───── Texto para leer

10 de Febrero del 2026
5º Ordinario Ordinario
Santa Escolástica (547)
1Re 8,22-23.27-30: «Escucha la súplica de tu pueblo, Israel»
Sal 84: «¡Que deseables son tus moradas, Señor de los ejércitos!»
Mc 7,1-13: Descuidan el mandato de Dios por la tradición
Se reunieron junto a él los fariseos y algunos letrados venidos de Jerusalén.
2 Vieron que algunos de sus discípulos tomaban alimentos con manos impuras, es decir, sin lavárselas.
3 –porque los fariseos y los judíos, en general, no comen sin antes lavarse cuidadosamente las manos, observando la tradición de sus mayores;
4 y si vuelven del mercado, no comen si no se lavan totalmente; y observan otras muchas reglas tradicionales, como el lavado de copas, jarras y ollas y mesas–.
5 De modo que los fariseos y los letrados. Y le preguntaron: ¿Por qué no siguen tus discípulos la tradición de los mayores, sino que comen con manos impuras?

──────────
───── Información proporcionada

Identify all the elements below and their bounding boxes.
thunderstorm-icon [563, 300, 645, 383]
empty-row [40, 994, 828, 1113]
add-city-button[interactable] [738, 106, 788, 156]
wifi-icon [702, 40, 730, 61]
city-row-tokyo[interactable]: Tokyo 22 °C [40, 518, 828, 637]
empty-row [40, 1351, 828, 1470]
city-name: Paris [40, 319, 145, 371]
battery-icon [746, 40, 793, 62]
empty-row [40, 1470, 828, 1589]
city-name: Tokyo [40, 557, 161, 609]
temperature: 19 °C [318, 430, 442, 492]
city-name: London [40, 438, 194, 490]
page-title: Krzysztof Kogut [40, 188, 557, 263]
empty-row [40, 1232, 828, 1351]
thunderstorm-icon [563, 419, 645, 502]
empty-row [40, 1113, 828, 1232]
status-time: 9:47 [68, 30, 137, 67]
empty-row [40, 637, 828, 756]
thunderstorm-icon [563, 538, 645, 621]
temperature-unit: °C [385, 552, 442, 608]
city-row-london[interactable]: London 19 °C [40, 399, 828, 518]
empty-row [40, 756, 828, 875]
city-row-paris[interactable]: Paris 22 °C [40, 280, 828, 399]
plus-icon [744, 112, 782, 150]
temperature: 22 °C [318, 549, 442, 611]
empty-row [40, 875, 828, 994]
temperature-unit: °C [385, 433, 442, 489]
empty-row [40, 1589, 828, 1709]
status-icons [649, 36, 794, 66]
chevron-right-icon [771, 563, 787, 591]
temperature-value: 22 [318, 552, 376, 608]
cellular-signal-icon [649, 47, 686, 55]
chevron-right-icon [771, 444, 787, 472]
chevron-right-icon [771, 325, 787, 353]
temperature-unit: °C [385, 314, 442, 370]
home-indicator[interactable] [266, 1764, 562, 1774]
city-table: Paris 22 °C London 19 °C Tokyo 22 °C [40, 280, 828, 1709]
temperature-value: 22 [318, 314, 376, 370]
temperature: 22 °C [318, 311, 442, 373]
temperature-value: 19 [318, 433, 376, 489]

──────────

_Requisitos de la tarea_
Continúa el texto de las lecturas del 10 de febrero de 2026 a partir de su última oración.

_Espacio de respuesta_
6 Les respondió: Qué bien profetizó Isaías de la hipocresía de ustedes cuando escribió: Este pueblo me honra con los labios, pero su corazón está lejos de mí;
7 el culto que me dan es inútil, ya que la doctrina que enseñan son preceptos humanos.
8 Descuidan el mandato de Dios y mantienen la tradición de los hombres.
9 Y añadió: Ustedes dejan de lado el mandato de Dios para mantener su propia tradición.
10 Pues Moisés dijo: Sustenta a tu padre y a tu madre, y también: Quien abandona a su padre o su madre debe ser condenado a muerte.
11 Ustedes, en cambio, dicen: Si uno comunica a su padre o su madre que la ayuda que debía darles es qorban –es decir, ofrenda sagrada–,
12 entonces les está permitido no ayudarlos.
13 Y así invalidan el precepto de Dios en nombre de su tradición. Y como ésas hacen muchas otras cosas.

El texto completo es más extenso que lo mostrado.